### PROBLEM STATEMENT
Write the entries out again exactly as they stand, but without the pictures.

------ DATASET ENTRIES

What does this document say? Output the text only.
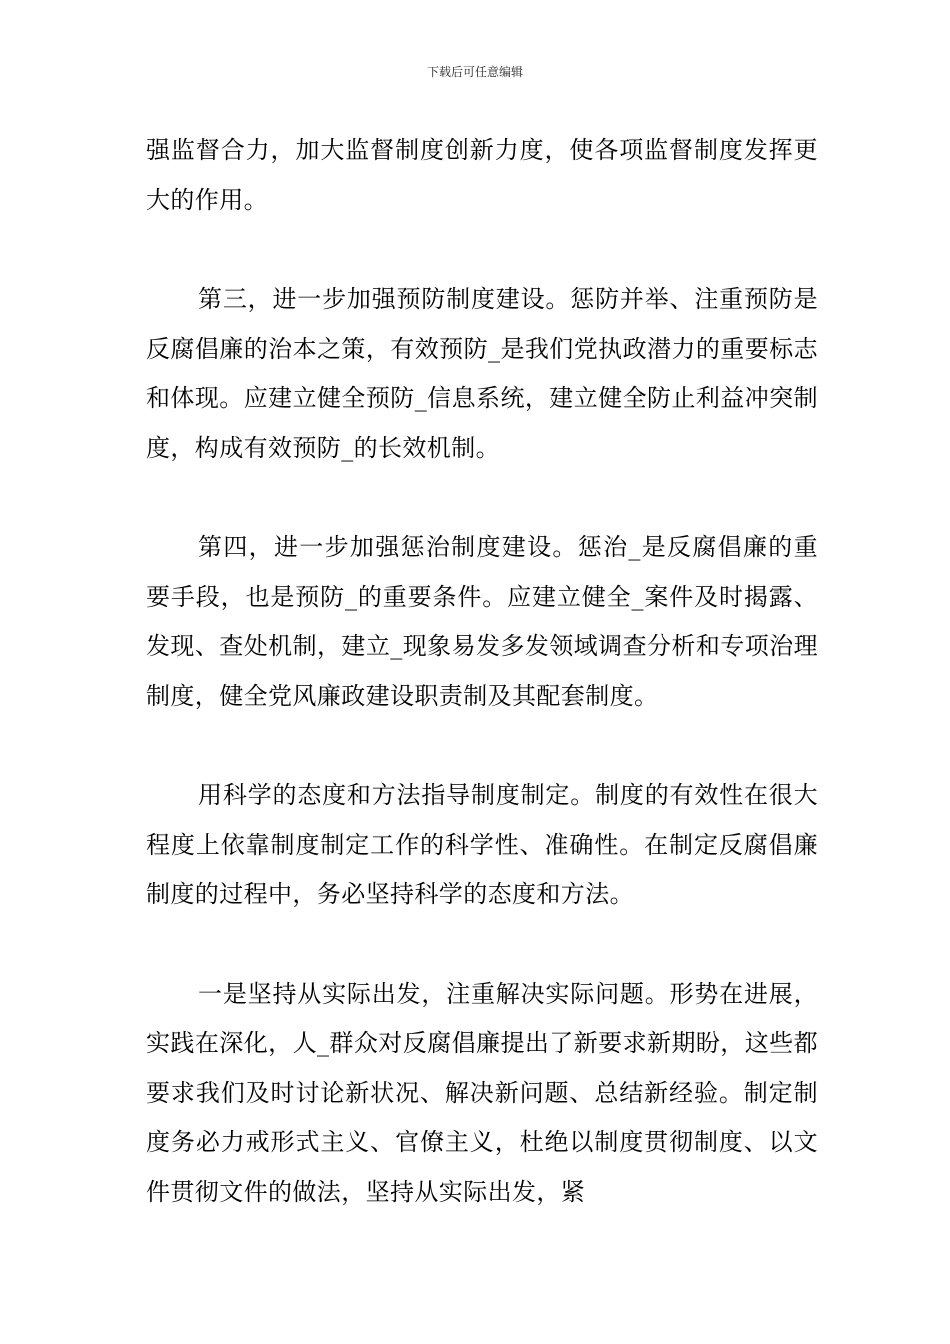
下载后可任意编辑

强监督合力，加大监督制度创新力度，使各项监督制度发挥更大的作用。

第三，进一步加强预防制度建设。惩防并举、注重预防是反腐倡廉的治本之策，有效预防_是我们党执政潜力的重要标志和体现。应建立健全预防_信息系统，建立健全防止利益冲突制度，构成有效预防_的长效机制。

第四，进一步加强惩治制度建设。惩治_是反腐倡廉的重要手段，也是预防_的重要条件。应建立健全_案件及时揭露、发现、查处机制，建立_现象易发多发领域调查分析和专项治理制度，健全党风廉政建设职责制及其配套制度。

用科学的态度和方法指导制度制定。制度的有效性在很大程度上依靠制度制定工作的科学性、准确性。在制定反腐倡廉制度的过程中，务必坚持科学的态度和方法。

一是坚持从实际出发，注重解决实际问题。形势在进展，实践在深化，人_群众对反腐倡廉提出了新要求新期盼，这些都要求我们及时讨论新状况、解决新问题、总结新经验。制定制度务必力戒形式主义、官僚主义，杜绝以制度贯彻制度、以文件贯彻文件的做法，坚持从实际出发，紧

------------

### EXERCISE RESULT
What does this document say? Output the text only.
下载后可任意编辑

强监督合力，加大监督制度创新力度，使各项监督制度发挥更大的作用。

第三，进一步加强预防制度建设。惩防并举、注重预防是反腐倡廉的治本之策，有效预防_是我们党执政潜力的重要标志和体现。应建立健全预防_信息系统，建立健全防止利益冲突制度，构成有效预防_的长效机制。

第四，进一步加强惩治制度建设。惩治_是反腐倡廉的重要手段，也是预防_的重要条件。应建立健全_案件及时揭露、发现、查处机制，建立_现象易发多发领域调查分析和专项治理制度，健全党风廉政建设职责制及其配套制度。

用科学的态度和方法指导制度制定。制度的有效性在很大程度上依靠制度制定工作的科学性、准确性。在制定反腐倡廉制度的过程中，务必坚持科学的态度和方法。

一是坚持从实际出发，注重解决实际问题。形势在进展，实践在深化，人_群众对反腐倡廉提出了新要求新期盼，这些都要求我们及时讨论新状况、解决新问题、总结新经验。制定制度务必力戒形式主义、官僚主义，杜绝以制度贯彻制度、以文件贯彻文件的做法，坚持从实际出发，紧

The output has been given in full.